__WHAT YOU WILL DO__
a) In the copyright study thread, what does the group that published the report lobby for?
b) Do the following statements agree with the copyright study thread? Answer yes or no for each, quoting the words of the thread that decide it.
(i) One commenter says the study tested several hypotheses.
(ii) The group behind the report has a membership made up mostly of tertiary institutes.
(iii) One commenter describes intellectual property as the government granting monopolies to private entities.
c) Reproduce the copyright study thread verbatim from "And is not surprising" to "contrary to monopolies).".

__SOURCE EXTRACT__

New study affirms that fewer copyright restrictions benefit the economy - zoowar
https://www.eff.org/deeplinks/2012/09/copyright-and-campaign-misinformation-new-study-affirms-less-copyright

======
luriel
There has been plenty of evidence about how intellectual property is actually
counter productive and hinders innovation for a long time:

[http://levine.sscnet.ucla.edu/general/intellectual/against.h...](http://levine.sscnet.ucla.edu/general/intellectual/against.htm)

And is not surprising when you realize that it is basically the government
going around granting monopolies to private entities, and what incentives that
creates (the main incentive is to expand the monopoly power rather than to
create and innovate, innovation is contrary to monopolies).

------
btn
The article is _very_ light on details about how the "study" arrived at their
conclusions and figures (I hesitate to call it a _study_ , because it didn't
actually test any hypotheses).

The report is published by a group that lobbies for "copyright reform that
enables fair access to content", with a membership is predominantly tertiary
institutes.

__STORED DATA__
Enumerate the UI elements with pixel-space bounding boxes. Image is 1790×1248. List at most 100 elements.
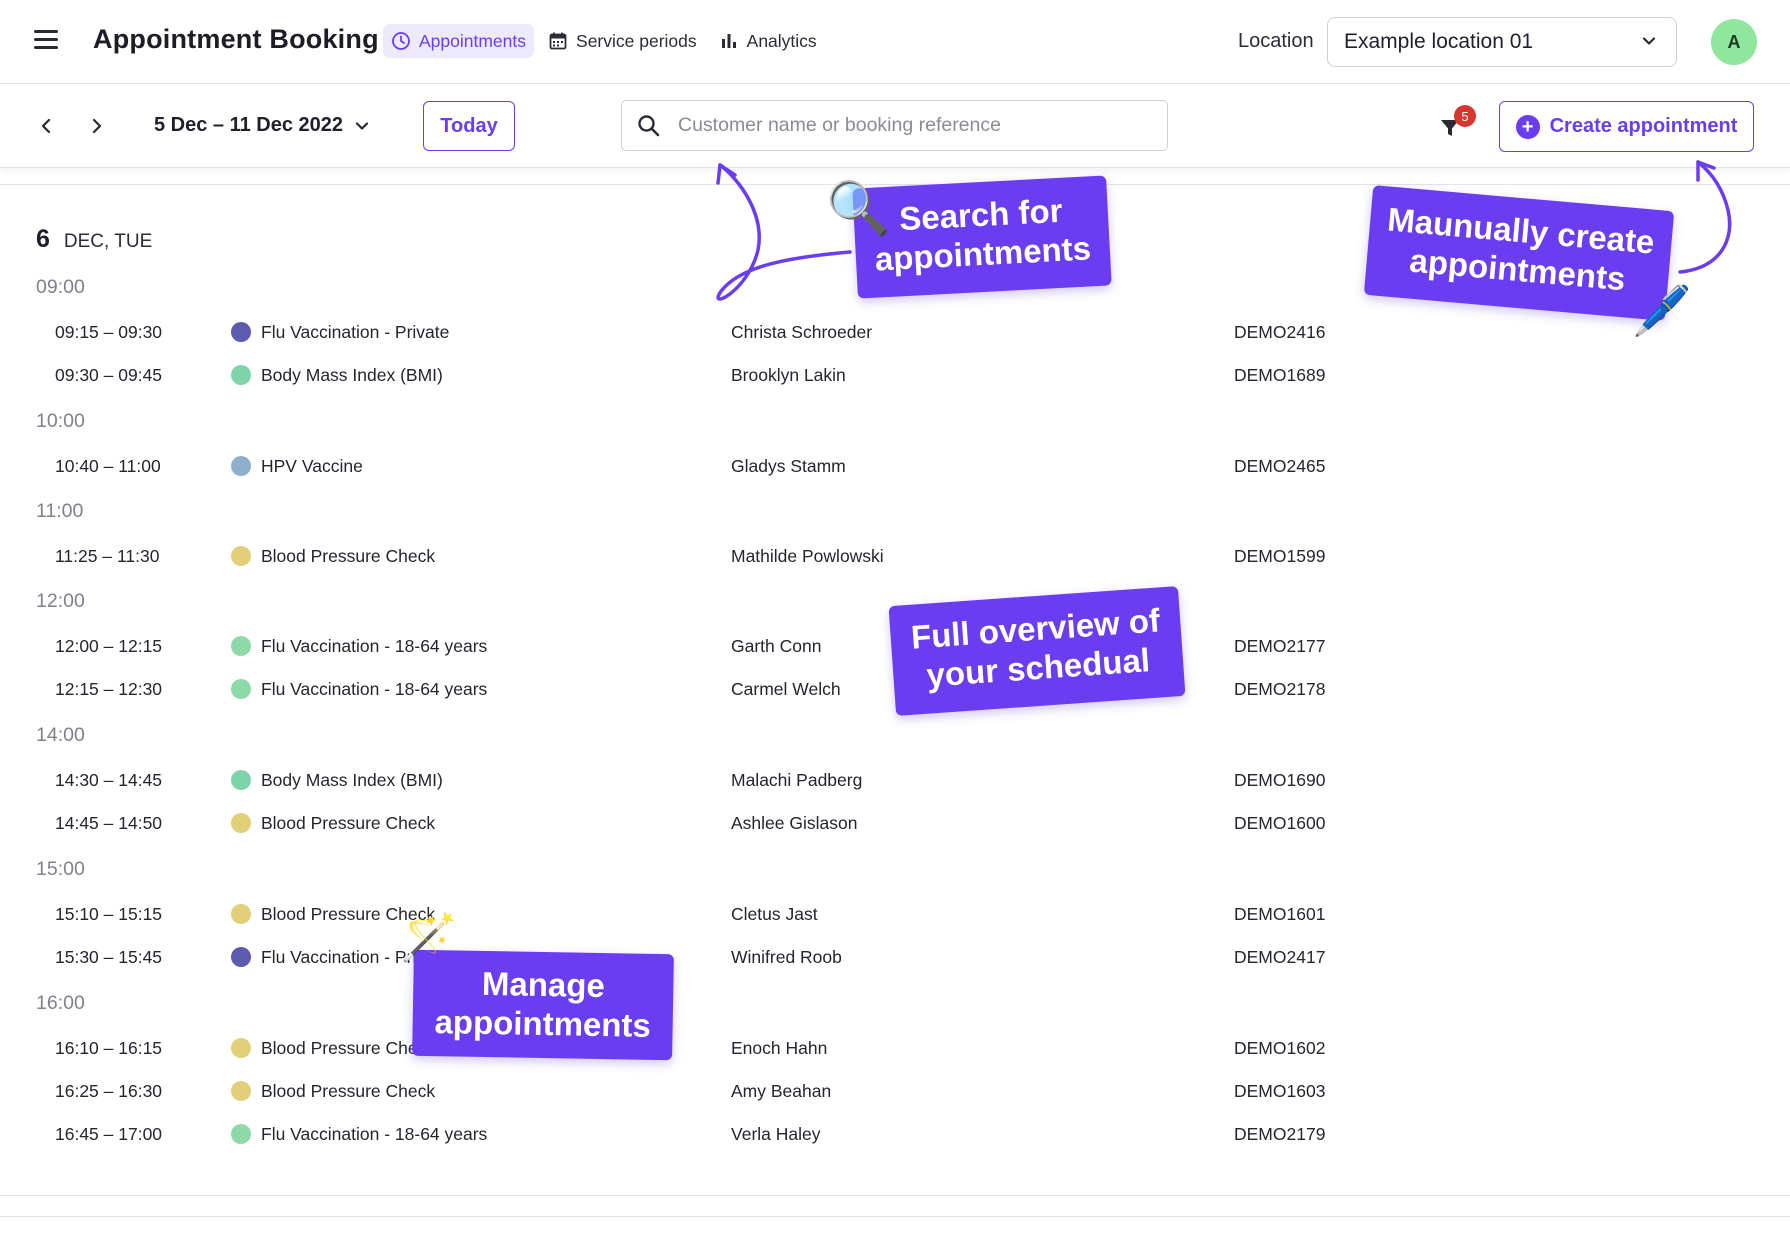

__TASK ANSWERS__
a) It lobbies for "copyright reform that enables fair access to content."

b)
(i) No: "it didn't actually test any hypotheses"
(ii) Yes: "with a membership is predominantly tertiary institutes"
(iii) Yes: "it is basically the government going around granting monopolies to private entities"

c)
And is not surprising when you realize that it is basically the government
going around granting monopolies to private entities, and what incentives that
creates (the main incentive is to expand the monopoly power rather than to
create and innovate, innovation is contrary to monopolies).